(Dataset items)
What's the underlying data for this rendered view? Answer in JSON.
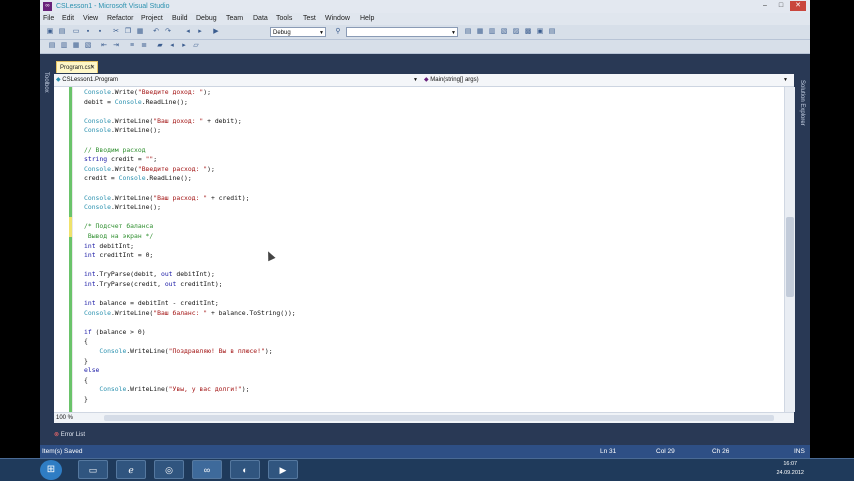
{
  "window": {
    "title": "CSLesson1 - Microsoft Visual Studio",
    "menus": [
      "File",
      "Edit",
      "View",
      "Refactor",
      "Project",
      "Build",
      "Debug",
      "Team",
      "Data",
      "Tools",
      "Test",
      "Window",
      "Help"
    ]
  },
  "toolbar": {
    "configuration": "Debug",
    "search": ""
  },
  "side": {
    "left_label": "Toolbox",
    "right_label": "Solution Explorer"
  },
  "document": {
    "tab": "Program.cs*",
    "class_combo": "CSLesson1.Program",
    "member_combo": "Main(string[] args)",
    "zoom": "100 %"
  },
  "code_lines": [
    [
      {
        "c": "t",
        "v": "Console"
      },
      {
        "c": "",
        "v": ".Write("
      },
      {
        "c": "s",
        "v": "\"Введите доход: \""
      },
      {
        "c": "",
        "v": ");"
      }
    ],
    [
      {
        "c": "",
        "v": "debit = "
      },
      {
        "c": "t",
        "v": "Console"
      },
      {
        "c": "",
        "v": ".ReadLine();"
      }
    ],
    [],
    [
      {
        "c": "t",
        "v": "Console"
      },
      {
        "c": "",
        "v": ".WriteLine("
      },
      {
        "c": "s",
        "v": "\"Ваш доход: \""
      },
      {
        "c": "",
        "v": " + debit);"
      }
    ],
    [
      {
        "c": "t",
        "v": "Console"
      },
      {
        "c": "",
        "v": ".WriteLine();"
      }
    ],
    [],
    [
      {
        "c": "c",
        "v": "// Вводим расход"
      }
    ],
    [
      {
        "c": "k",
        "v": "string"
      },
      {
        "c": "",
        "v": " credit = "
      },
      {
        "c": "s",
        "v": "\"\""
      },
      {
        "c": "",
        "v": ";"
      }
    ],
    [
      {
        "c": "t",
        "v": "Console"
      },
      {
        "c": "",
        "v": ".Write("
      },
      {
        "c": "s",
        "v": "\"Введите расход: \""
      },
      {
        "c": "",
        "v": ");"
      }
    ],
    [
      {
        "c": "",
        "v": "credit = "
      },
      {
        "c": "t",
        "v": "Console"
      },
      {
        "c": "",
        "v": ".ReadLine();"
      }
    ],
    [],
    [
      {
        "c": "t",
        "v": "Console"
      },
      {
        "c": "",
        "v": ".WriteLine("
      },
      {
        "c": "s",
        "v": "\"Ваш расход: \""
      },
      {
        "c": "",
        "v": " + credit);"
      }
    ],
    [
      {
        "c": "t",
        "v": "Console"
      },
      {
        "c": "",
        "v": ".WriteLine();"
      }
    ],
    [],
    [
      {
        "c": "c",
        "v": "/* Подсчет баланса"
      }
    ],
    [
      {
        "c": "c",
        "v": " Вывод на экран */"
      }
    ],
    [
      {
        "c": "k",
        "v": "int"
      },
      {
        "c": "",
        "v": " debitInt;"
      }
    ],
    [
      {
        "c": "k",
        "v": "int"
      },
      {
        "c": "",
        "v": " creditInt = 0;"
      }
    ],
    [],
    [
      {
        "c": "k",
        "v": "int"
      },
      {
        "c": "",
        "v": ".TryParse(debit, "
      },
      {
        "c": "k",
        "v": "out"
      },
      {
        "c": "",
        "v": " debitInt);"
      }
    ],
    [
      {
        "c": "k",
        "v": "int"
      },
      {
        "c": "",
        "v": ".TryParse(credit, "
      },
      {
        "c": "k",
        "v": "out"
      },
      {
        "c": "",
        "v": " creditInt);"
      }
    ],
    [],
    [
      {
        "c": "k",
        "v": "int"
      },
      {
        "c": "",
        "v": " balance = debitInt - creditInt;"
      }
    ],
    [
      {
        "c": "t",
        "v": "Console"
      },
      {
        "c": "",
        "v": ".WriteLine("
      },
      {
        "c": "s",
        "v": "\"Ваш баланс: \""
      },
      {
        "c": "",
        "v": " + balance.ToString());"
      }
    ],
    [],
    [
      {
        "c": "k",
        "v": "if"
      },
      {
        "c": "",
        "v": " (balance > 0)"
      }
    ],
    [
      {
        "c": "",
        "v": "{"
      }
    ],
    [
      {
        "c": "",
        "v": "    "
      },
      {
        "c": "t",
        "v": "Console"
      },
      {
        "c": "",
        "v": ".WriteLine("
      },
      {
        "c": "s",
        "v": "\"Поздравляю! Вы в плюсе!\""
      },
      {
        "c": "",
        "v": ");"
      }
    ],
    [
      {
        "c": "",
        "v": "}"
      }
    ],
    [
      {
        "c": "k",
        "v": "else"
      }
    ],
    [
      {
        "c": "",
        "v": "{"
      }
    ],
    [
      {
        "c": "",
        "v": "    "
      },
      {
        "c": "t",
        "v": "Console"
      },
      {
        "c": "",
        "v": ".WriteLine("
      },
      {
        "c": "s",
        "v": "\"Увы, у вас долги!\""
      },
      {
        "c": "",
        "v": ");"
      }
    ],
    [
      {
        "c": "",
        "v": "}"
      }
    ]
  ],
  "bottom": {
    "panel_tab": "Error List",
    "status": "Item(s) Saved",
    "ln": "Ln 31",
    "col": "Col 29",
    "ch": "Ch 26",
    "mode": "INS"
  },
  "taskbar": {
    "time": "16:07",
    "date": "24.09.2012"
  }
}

* [Problem to work on] Reproduce the data verbatim. Do not carry any picture into the copy.

* [Solution for this problem]
What's the underlying data for this rendered view? Answer in JSON.
{
  "window": {
    "title": "CSLesson1 - Microsoft Visual Studio",
    "menus": [
      "File",
      "Edit",
      "View",
      "Refactor",
      "Project",
      "Build",
      "Debug",
      "Team",
      "Data",
      "Tools",
      "Test",
      "Window",
      "Help"
    ]
  },
  "toolbar": {
    "configuration": "Debug",
    "search": ""
  },
  "side": {
    "left_label": "Toolbox",
    "right_label": "Solution Explorer"
  },
  "document": {
    "tab": "Program.cs*",
    "class_combo": "CSLesson1.Program",
    "member_combo": "Main(string[] args)",
    "zoom": "100 %"
  },
  "code_lines": [
    [
      {
        "c": "t",
        "v": "Console"
      },
      {
        "c": "",
        "v": ".Write("
      },
      {
        "c": "s",
        "v": "\"Введите доход: \""
      },
      {
        "c": "",
        "v": ");"
      }
    ],
    [
      {
        "c": "",
        "v": "debit = "
      },
      {
        "c": "t",
        "v": "Console"
      },
      {
        "c": "",
        "v": ".ReadLine();"
      }
    ],
    [],
    [
      {
        "c": "t",
        "v": "Console"
      },
      {
        "c": "",
        "v": ".WriteLine("
      },
      {
        "c": "s",
        "v": "\"Ваш доход: \""
      },
      {
        "c": "",
        "v": " + debit);"
      }
    ],
    [
      {
        "c": "t",
        "v": "Console"
      },
      {
        "c": "",
        "v": ".WriteLine();"
      }
    ],
    [],
    [
      {
        "c": "c",
        "v": "// Вводим расход"
      }
    ],
    [
      {
        "c": "k",
        "v": "string"
      },
      {
        "c": "",
        "v": " credit = "
      },
      {
        "c": "s",
        "v": "\"\""
      },
      {
        "c": "",
        "v": ";"
      }
    ],
    [
      {
        "c": "t",
        "v": "Console"
      },
      {
        "c": "",
        "v": ".Write("
      },
      {
        "c": "s",
        "v": "\"Введите расход: \""
      },
      {
        "c": "",
        "v": ");"
      }
    ],
    [
      {
        "c": "",
        "v": "credit = "
      },
      {
        "c": "t",
        "v": "Console"
      },
      {
        "c": "",
        "v": ".ReadLine();"
      }
    ],
    [],
    [
      {
        "c": "t",
        "v": "Console"
      },
      {
        "c": "",
        "v": ".WriteLine("
      },
      {
        "c": "s",
        "v": "\"Ваш расход: \""
      },
      {
        "c": "",
        "v": " + credit);"
      }
    ],
    [
      {
        "c": "t",
        "v": "Console"
      },
      {
        "c": "",
        "v": ".WriteLine();"
      }
    ],
    [],
    [
      {
        "c": "c",
        "v": "/* Подсчет баланса"
      }
    ],
    [
      {
        "c": "c",
        "v": " Вывод на экран */"
      }
    ],
    [
      {
        "c": "k",
        "v": "int"
      },
      {
        "c": "",
        "v": " debitInt;"
      }
    ],
    [
      {
        "c": "k",
        "v": "int"
      },
      {
        "c": "",
        "v": " creditInt = 0;"
      }
    ],
    [],
    [
      {
        "c": "k",
        "v": "int"
      },
      {
        "c": "",
        "v": ".TryParse(debit, "
      },
      {
        "c": "k",
        "v": "out"
      },
      {
        "c": "",
        "v": " debitInt);"
      }
    ],
    [
      {
        "c": "k",
        "v": "int"
      },
      {
        "c": "",
        "v": ".TryParse(credit, "
      },
      {
        "c": "k",
        "v": "out"
      },
      {
        "c": "",
        "v": " creditInt);"
      }
    ],
    [],
    [
      {
        "c": "k",
        "v": "int"
      },
      {
        "c": "",
        "v": " balance = debitInt - creditInt;"
      }
    ],
    [
      {
        "c": "t",
        "v": "Console"
      },
      {
        "c": "",
        "v": ".WriteLine("
      },
      {
        "c": "s",
        "v": "\"Ваш баланс: \""
      },
      {
        "c": "",
        "v": " + balance.ToString());"
      }
    ],
    [],
    [
      {
        "c": "k",
        "v": "if"
      },
      {
        "c": "",
        "v": " (balance > 0)"
      }
    ],
    [
      {
        "c": "",
        "v": "{"
      }
    ],
    [
      {
        "c": "",
        "v": "    "
      },
      {
        "c": "t",
        "v": "Console"
      },
      {
        "c": "",
        "v": ".WriteLine("
      },
      {
        "c": "s",
        "v": "\"Поздравляю! Вы в плюсе!\""
      },
      {
        "c": "",
        "v": ");"
      }
    ],
    [
      {
        "c": "",
        "v": "}"
      }
    ],
    [
      {
        "c": "k",
        "v": "else"
      }
    ],
    [
      {
        "c": "",
        "v": "{"
      }
    ],
    [
      {
        "c": "",
        "v": "    "
      },
      {
        "c": "t",
        "v": "Console"
      },
      {
        "c": "",
        "v": ".WriteLine("
      },
      {
        "c": "s",
        "v": "\"Увы, у вас долги!\""
      },
      {
        "c": "",
        "v": ");"
      }
    ],
    [
      {
        "c": "",
        "v": "}"
      }
    ]
  ],
  "bottom": {
    "panel_tab": "Error List",
    "status": "Item(s) Saved",
    "ln": "Ln 31",
    "col": "Col 29",
    "ch": "Ch 26",
    "mode": "INS"
  },
  "taskbar": {
    "time": "16:07",
    "date": "24.09.2012"
  }
}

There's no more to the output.